• _GIVEN REQUEST_:
Each entry below is to be duplicated verbatim.

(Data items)
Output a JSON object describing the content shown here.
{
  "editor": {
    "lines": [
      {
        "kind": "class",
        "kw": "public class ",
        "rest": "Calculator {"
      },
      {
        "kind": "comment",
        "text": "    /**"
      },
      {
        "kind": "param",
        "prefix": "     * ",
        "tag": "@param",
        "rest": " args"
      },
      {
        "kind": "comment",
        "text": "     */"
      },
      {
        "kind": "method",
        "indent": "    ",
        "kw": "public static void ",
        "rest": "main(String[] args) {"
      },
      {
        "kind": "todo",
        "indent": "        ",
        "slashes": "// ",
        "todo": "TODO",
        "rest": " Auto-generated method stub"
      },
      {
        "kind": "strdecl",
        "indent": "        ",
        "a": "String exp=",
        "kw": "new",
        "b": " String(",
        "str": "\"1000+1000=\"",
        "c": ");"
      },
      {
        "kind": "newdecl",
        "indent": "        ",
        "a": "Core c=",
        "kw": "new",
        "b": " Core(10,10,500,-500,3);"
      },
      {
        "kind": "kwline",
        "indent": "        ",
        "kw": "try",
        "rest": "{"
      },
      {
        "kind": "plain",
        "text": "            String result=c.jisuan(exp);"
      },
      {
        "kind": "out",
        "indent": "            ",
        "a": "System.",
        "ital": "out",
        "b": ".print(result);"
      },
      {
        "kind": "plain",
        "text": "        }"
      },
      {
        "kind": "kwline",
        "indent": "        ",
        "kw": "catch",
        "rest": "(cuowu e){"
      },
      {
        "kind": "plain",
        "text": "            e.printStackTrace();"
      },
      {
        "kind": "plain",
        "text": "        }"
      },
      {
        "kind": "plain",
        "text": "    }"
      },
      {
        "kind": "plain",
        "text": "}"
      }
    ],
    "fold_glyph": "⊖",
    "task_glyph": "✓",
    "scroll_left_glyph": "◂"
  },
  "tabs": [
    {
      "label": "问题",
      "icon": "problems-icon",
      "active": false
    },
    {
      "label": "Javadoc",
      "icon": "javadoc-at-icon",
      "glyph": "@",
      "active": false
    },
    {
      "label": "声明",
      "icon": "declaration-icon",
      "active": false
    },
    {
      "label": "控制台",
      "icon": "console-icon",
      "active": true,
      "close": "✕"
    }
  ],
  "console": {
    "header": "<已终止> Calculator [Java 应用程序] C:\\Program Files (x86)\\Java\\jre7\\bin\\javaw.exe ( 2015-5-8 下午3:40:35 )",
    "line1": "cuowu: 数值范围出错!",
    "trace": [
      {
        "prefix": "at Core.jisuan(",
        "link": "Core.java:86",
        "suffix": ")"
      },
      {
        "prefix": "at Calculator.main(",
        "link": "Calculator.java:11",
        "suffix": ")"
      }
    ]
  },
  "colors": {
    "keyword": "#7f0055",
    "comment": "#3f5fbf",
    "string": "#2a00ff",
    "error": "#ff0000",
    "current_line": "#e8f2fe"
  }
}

• _TASK RESULT_:
Output a JSON object describing the content shown here.
{
  "editor": {
    "lines": [
      {
        "kind": "class",
        "kw": "public class ",
        "rest": "Calculator {"
      },
      {
        "kind": "comment",
        "text": "    /**"
      },
      {
        "kind": "param",
        "prefix": "     * ",
        "tag": "@param",
        "rest": " args"
      },
      {
        "kind": "comment",
        "text": "     */"
      },
      {
        "kind": "method",
        "indent": "    ",
        "kw": "public static void ",
        "rest": "main(String[] args) {"
      },
      {
        "kind": "todo",
        "indent": "        ",
        "slashes": "// ",
        "todo": "TODO",
        "rest": " Auto-generated method stub"
      },
      {
        "kind": "strdecl",
        "indent": "        ",
        "a": "String exp=",
        "kw": "new",
        "b": " String(",
        "str": "\"1000+1000=\"",
        "c": ");"
      },
      {
        "kind": "newdecl",
        "indent": "        ",
        "a": "Core c=",
        "kw": "new",
        "b": " Core(10,10,500,-500,3);"
      },
      {
        "kind": "kwline",
        "indent": "        ",
        "kw": "try",
        "rest": "{"
      },
      {
        "kind": "plain",
        "text": "            String result=c.jisuan(exp);"
      },
      {
        "kind": "out",
        "indent": "            ",
        "a": "System.",
        "ital": "out",
        "b": ".print(result);"
      },
      {
        "kind": "plain",
        "text": "        }"
      },
      {
        "kind": "kwline",
        "indent": "        ",
        "kw": "catch",
        "rest": "(cuowu e){"
      },
      {
        "kind": "plain",
        "text": "            e.printStackTrace();"
      },
      {
        "kind": "plain",
        "text": "        }"
      },
      {
        "kind": "plain",
        "text": "    }"
      },
      {
        "kind": "plain",
        "text": "}"
      }
    ],
    "fold_glyph": "⊖",
    "task_glyph": "✓",
    "scroll_left_glyph": "◂"
  },
  "tabs": [
    {
      "label": "问题",
      "icon": "problems-icon",
      "active": false
    },
    {
      "label": "Javadoc",
      "icon": "javadoc-at-icon",
      "glyph": "@",
      "active": false
    },
    {
      "label": "声明",
      "icon": "declaration-icon",
      "active": false
    },
    {
      "label": "控制台",
      "icon": "console-icon",
      "active": true,
      "close": "✕"
    }
  ],
  "console": {
    "header": "<已终止> Calculator [Java 应用程序] C:\\Program Files (x86)\\Java\\jre7\\bin\\javaw.exe ( 2015-5-8 下午3:40:35 )",
    "line1": "cuowu: 数值范围出错!",
    "trace": [
      {
        "prefix": "at Core.jisuan(",
        "link": "Core.java:86",
        "suffix": ")"
      },
      {
        "prefix": "at Calculator.main(",
        "link": "Calculator.java:11",
        "suffix": ")"
      }
    ]
  },
  "colors": {
    "keyword": "#7f0055",
    "comment": "#3f5fbf",
    "string": "#2a00ff",
    "error": "#ff0000",
    "current_line": "#e8f2fe"
  }
}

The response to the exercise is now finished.